What is asked: Reproduce every line of the listing below without changing a thing.

Material supplied:

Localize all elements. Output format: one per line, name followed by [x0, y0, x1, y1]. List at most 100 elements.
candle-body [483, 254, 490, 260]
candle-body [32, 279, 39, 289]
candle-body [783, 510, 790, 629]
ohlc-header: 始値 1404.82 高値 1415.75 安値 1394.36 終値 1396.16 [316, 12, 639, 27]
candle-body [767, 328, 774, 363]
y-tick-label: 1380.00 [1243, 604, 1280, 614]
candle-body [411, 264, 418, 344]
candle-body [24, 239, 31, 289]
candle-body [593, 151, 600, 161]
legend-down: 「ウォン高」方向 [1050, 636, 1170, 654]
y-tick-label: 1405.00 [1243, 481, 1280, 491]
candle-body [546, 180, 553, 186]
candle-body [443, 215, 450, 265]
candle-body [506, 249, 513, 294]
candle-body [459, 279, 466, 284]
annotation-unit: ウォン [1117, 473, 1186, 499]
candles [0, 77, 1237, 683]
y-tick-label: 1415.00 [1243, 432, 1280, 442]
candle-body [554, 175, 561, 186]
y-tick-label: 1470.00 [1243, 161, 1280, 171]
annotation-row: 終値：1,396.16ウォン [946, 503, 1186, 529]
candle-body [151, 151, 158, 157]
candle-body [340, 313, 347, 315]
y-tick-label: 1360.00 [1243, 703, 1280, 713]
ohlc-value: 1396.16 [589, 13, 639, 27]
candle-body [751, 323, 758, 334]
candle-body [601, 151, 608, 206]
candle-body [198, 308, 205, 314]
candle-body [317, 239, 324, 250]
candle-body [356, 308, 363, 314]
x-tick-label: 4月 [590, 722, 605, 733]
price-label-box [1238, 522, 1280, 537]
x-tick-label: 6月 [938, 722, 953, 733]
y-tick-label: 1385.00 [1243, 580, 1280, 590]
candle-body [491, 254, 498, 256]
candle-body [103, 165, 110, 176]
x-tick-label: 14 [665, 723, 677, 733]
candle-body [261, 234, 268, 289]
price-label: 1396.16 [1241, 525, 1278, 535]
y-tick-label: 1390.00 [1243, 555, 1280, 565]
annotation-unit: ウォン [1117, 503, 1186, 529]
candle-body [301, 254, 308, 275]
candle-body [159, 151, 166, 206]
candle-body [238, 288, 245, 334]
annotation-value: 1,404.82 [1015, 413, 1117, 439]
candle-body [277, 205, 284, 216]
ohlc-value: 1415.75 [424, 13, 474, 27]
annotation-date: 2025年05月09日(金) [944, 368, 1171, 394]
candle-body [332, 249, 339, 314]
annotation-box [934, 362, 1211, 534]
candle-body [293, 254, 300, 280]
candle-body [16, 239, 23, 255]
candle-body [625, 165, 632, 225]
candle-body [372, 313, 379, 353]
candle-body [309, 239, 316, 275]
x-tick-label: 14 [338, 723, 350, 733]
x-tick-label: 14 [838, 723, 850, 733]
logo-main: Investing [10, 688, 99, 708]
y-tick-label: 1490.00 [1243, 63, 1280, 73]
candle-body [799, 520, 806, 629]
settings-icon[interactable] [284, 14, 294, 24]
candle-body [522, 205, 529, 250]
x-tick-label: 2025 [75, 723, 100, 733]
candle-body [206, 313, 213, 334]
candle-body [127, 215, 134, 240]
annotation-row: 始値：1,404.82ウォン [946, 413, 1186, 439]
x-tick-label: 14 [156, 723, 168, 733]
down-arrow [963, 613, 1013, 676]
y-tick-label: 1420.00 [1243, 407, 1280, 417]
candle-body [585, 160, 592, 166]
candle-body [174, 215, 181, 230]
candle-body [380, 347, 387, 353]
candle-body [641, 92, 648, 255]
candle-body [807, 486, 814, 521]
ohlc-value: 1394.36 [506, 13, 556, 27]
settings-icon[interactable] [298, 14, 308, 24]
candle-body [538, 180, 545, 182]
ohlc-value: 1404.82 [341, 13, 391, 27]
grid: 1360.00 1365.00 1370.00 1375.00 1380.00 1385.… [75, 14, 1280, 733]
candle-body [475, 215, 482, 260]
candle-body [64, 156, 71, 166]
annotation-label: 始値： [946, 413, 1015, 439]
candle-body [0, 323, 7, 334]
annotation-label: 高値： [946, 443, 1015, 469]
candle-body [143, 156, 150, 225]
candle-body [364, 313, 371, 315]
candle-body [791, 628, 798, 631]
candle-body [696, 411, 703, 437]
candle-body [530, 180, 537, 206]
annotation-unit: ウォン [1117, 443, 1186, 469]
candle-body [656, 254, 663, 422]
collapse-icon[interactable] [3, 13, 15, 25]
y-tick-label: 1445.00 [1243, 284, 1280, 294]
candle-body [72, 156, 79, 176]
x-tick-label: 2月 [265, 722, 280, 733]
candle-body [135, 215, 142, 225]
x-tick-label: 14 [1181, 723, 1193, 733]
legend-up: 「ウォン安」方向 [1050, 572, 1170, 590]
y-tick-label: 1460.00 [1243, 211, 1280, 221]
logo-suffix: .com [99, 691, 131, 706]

Solution to this task:
Localize all elements. Output format: one per line, name followed by [x0, y0, x1, y1]. List at most 100 elements.
candle-body [483, 254, 490, 260]
candle-body [32, 279, 39, 289]
candle-body [783, 510, 790, 629]
ohlc-header: 始値 1404.82 高値 1415.75 安値 1394.36 終値 1396.16 [316, 12, 639, 27]
candle-body [767, 328, 774, 363]
y-tick-label: 1380.00 [1243, 604, 1280, 614]
candle-body [411, 264, 418, 344]
candle-body [24, 239, 31, 289]
candle-body [593, 151, 600, 161]
legend-down: 「ウォン高」方向 [1050, 636, 1170, 654]
y-tick-label: 1405.00 [1243, 481, 1280, 491]
candle-body [546, 180, 553, 186]
candle-body [443, 215, 450, 265]
candle-body [506, 249, 513, 294]
candle-body [459, 279, 466, 284]
annotation-unit: ウォン [1117, 473, 1186, 499]
candles [0, 77, 1237, 683]
y-tick-label: 1415.00 [1243, 432, 1280, 442]
candle-body [554, 175, 561, 186]
y-tick-label: 1470.00 [1243, 161, 1280, 171]
annotation-row: 終値：1,396.16ウォン [946, 503, 1186, 529]
candle-body [151, 151, 158, 157]
candle-body [340, 313, 347, 315]
y-tick-label: 1360.00 [1243, 703, 1280, 713]
ohlc-value: 1396.16 [589, 13, 639, 27]
candle-body [751, 323, 758, 334]
candle-body [601, 151, 608, 206]
candle-body [198, 308, 205, 314]
candle-body [317, 239, 324, 250]
candle-body [356, 308, 363, 314]
x-tick-label: 4月 [590, 722, 605, 733]
price-label-box [1238, 522, 1280, 537]
x-tick-label: 6月 [938, 722, 953, 733]
y-tick-label: 1385.00 [1243, 580, 1280, 590]
candle-body [491, 254, 498, 256]
candle-body [103, 165, 110, 176]
x-tick-label: 14 [665, 723, 677, 733]
candle-body [261, 234, 268, 289]
price-label: 1396.16 [1241, 525, 1278, 535]
y-tick-label: 1390.00 [1243, 555, 1280, 565]
annotation-unit: ウォン [1117, 503, 1186, 529]
candle-body [301, 254, 308, 275]
candle-body [159, 151, 166, 206]
candle-body [238, 288, 245, 334]
annotation-value: 1,404.82 [1015, 413, 1117, 439]
candle-body [277, 205, 284, 216]
ohlc-value: 1415.75 [424, 13, 474, 27]
annotation-date: 2025年05月09日(金) [944, 368, 1171, 394]
candle-body [332, 249, 339, 314]
annotation-box [934, 362, 1211, 534]
candle-body [293, 254, 300, 280]
candle-body [16, 239, 23, 255]
candle-body [625, 165, 632, 225]
candle-body [372, 313, 379, 353]
candle-body [309, 239, 316, 275]
x-tick-label: 14 [338, 723, 350, 733]
x-tick-label: 14 [838, 723, 850, 733]
logo-main: Investing [10, 688, 99, 708]
y-tick-label: 1490.00 [1243, 63, 1280, 73]
candle-body [799, 520, 806, 629]
settings-icon[interactable] [284, 14, 294, 24]
candle-body [522, 205, 529, 250]
x-tick-label: 2025 [75, 723, 100, 733]
candle-body [206, 313, 213, 334]
candle-body [127, 215, 134, 240]
annotation-row: 始値：1,404.82ウォン [946, 413, 1186, 439]
x-tick-label: 14 [156, 723, 168, 733]
down-arrow [963, 613, 1013, 676]
y-tick-label: 1420.00 [1243, 407, 1280, 417]
candle-body [585, 160, 592, 166]
candle-body [174, 215, 181, 230]
candle-body [380, 347, 387, 353]
candle-body [641, 92, 648, 255]
candle-body [807, 486, 814, 521]
ohlc-value: 1394.36 [506, 13, 556, 27]
settings-icon[interactable] [298, 14, 308, 24]
candle-body [538, 180, 545, 182]
ohlc-value: 1404.82 [341, 13, 391, 27]
grid: 1360.00 1365.00 1370.00 1375.00 1380.00 1385.… [75, 14, 1280, 733]
candle-body [475, 215, 482, 260]
candle-body [64, 156, 71, 166]
annotation-label: 始値： [946, 413, 1015, 439]
candle-body [0, 323, 7, 334]
annotation-label: 高値： [946, 443, 1015, 469]
candle-body [143, 156, 150, 225]
candle-body [364, 313, 371, 315]
candle-body [791, 628, 798, 631]
candle-body [696, 411, 703, 437]
candle-body [530, 180, 537, 206]
annotation-unit: ウォン [1117, 443, 1186, 469]
candle-body [656, 254, 663, 422]
collapse-icon[interactable] [3, 13, 15, 25]
y-tick-label: 1445.00 [1243, 284, 1280, 294]
candle-body [72, 156, 79, 176]
x-tick-label: 2月 [265, 722, 280, 733]
candle-body [135, 215, 142, 225]
x-tick-label: 14 [1181, 723, 1193, 733]
legend-up: 「ウォン安」方向 [1050, 572, 1170, 590]
y-tick-label: 1460.00 [1243, 211, 1280, 221]
logo-suffix: .com [99, 691, 131, 706]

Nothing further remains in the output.